Task objective: In your copy, repeat the records exactly and leave out the pictures.
— START OF Records to process —
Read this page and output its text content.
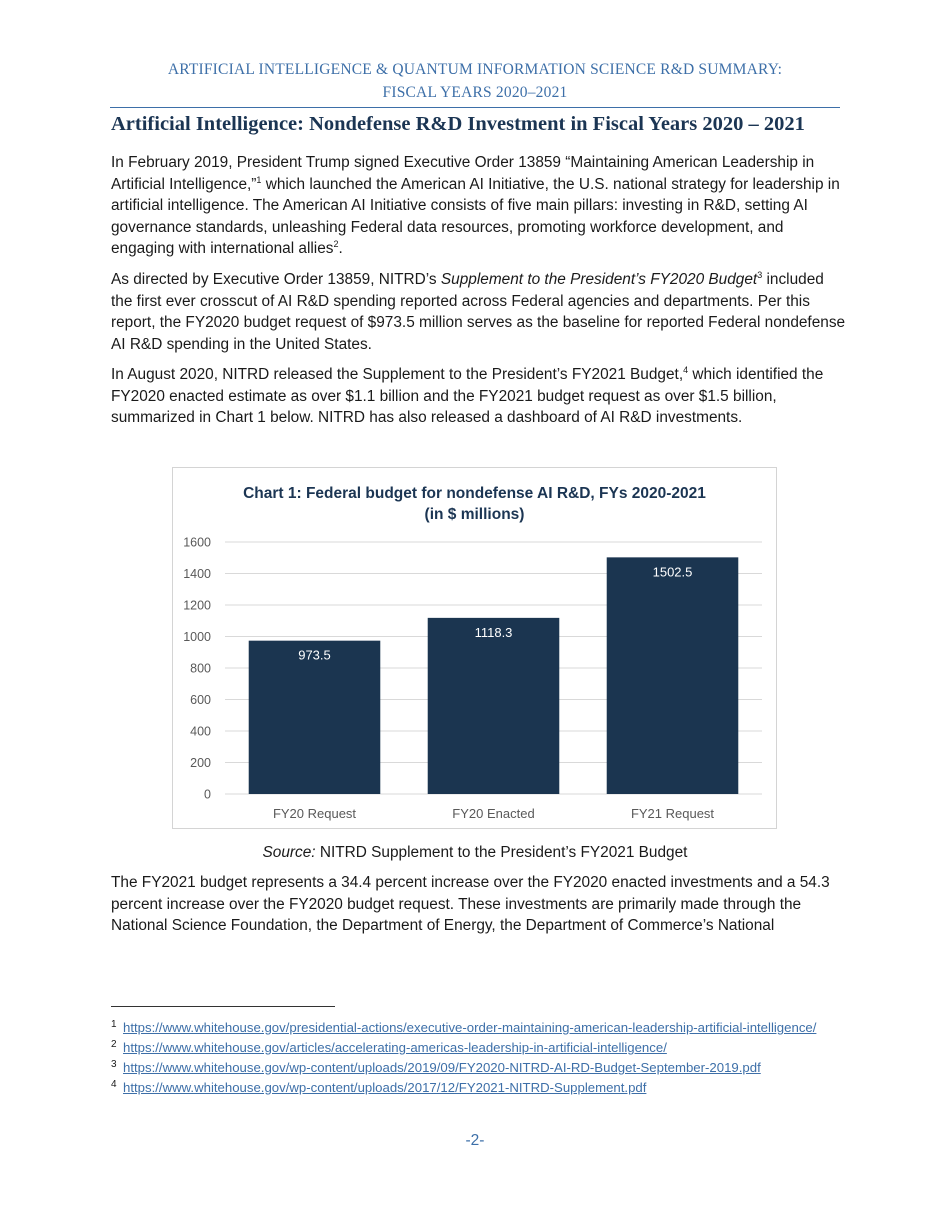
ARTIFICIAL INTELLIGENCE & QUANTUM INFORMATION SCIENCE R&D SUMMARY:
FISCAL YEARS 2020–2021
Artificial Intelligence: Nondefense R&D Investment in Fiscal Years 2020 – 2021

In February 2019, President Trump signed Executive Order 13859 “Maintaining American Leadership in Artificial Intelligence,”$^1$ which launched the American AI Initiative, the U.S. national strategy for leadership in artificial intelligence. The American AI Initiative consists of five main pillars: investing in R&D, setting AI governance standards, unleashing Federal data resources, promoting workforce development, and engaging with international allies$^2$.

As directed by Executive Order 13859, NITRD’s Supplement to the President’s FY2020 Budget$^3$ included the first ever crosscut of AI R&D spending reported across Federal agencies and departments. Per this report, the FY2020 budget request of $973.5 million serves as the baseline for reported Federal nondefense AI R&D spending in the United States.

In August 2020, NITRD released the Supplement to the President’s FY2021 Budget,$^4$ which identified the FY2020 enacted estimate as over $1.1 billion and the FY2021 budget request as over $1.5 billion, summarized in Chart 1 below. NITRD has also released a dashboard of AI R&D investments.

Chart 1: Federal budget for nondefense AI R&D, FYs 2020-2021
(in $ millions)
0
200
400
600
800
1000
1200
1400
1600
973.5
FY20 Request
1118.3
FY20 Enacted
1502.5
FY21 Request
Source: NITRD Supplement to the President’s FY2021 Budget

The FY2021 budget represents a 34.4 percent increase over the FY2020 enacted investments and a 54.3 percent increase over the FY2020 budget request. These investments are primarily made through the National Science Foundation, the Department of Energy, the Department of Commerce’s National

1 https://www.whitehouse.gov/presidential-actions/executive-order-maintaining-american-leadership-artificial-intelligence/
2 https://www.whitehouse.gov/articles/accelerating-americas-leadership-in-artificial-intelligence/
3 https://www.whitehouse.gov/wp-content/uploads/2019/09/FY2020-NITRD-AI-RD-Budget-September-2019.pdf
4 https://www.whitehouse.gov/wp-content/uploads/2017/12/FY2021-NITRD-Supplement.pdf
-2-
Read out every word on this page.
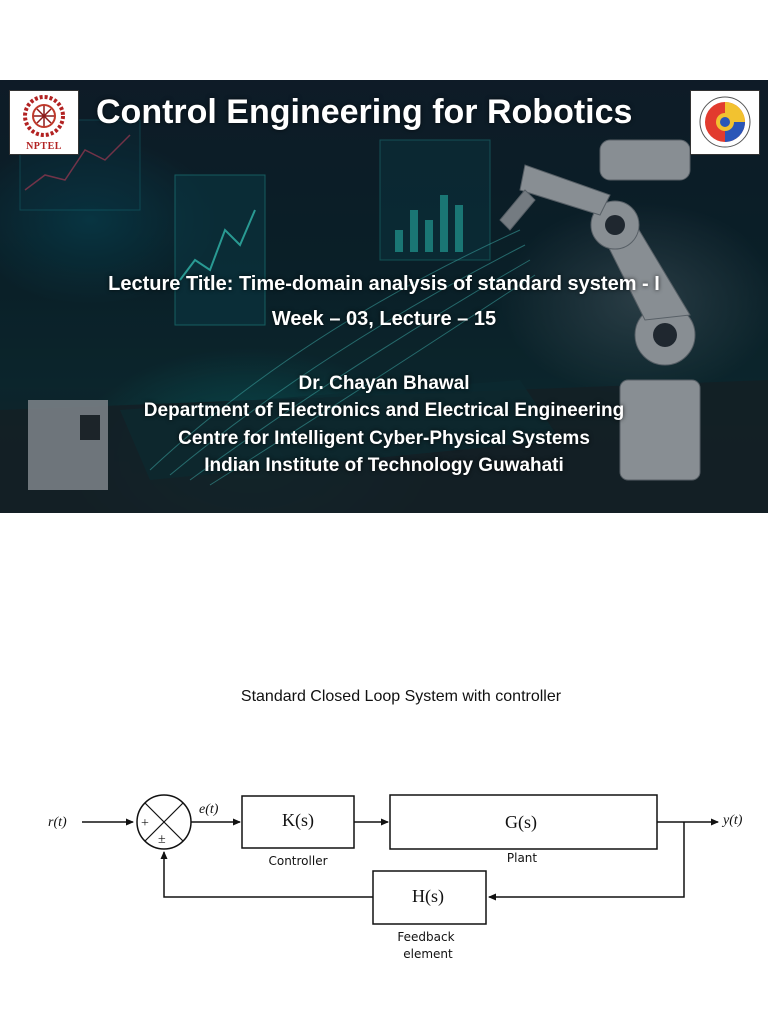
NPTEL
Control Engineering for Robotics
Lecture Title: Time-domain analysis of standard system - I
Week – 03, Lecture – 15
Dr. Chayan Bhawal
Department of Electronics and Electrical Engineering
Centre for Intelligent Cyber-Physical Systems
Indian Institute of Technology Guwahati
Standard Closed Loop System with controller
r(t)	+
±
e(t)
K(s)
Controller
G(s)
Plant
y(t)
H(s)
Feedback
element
— END OF Records to process —
Full solution:
Read this page and output its text content.
ARTIFICIAL INTELLIGENCE & QUANTUM INFORMATION SCIENCE R&D SUMMARY:
FISCAL YEARS 2020–2021
Artificial Intelligence: Nondefense R&D Investment in Fiscal Years 2020 – 2021

In February 2019, President Trump signed Executive Order 13859 “Maintaining American Leadership in Artificial Intelligence,”$^1$ which launched the American AI Initiative, the U.S. national strategy for leadership in artificial intelligence. The American AI Initiative consists of five main pillars: investing in R&D, setting AI governance standards, unleashing Federal data resources, promoting workforce development, and engaging with international allies$^2$.

As directed by Executive Order 13859, NITRD’s Supplement to the President’s FY2020 Budget$^3$ included the first ever crosscut of AI R&D spending reported across Federal agencies and departments. Per this report, the FY2020 budget request of $973.5 million serves as the baseline for reported Federal nondefense AI R&D spending in the United States.

In August 2020, NITRD released the Supplement to the President’s FY2021 Budget,$^4$ which identified the FY2020 enacted estimate as over $1.1 billion and the FY2021 budget request as over $1.5 billion, summarized in Chart 1 below. NITRD has also released a dashboard of AI R&D investments.

Chart 1: Federal budget for nondefense AI R&D, FYs 2020-2021
(in $ millions)
0
200
400
600
800
1000
1200
1400
1600
973.5
FY20 Request
1118.3
FY20 Enacted
1502.5
FY21 Request
Source: NITRD Supplement to the President’s FY2021 Budget

The FY2021 budget represents a 34.4 percent increase over the FY2020 enacted investments and a 54.3 percent increase over the FY2020 budget request. These investments are primarily made through the National Science Foundation, the Department of Energy, the Department of Commerce’s National

1 https://www.whitehouse.gov/presidential-actions/executive-order-maintaining-american-leadership-artificial-intelligence/
2 https://www.whitehouse.gov/articles/accelerating-americas-leadership-in-artificial-intelligence/
3 https://www.whitehouse.gov/wp-content/uploads/2019/09/FY2020-NITRD-AI-RD-Budget-September-2019.pdf
4 https://www.whitehouse.gov/wp-content/uploads/2017/12/FY2021-NITRD-Supplement.pdf
-2-
Read out every word on this page.
NPTEL
Control Engineering for Robotics
Lecture Title: Time-domain analysis of standard system - I
Week – 03, Lecture – 15
Dr. Chayan Bhawal
Department of Electronics and Electrical Engineering
Centre for Intelligent Cyber-Physical Systems
Indian Institute of Technology Guwahati
Standard Closed Loop System with controller
r(t)	+
±
e(t)
K(s)
Controller
G(s)
Plant
y(t)
H(s)
Feedback
element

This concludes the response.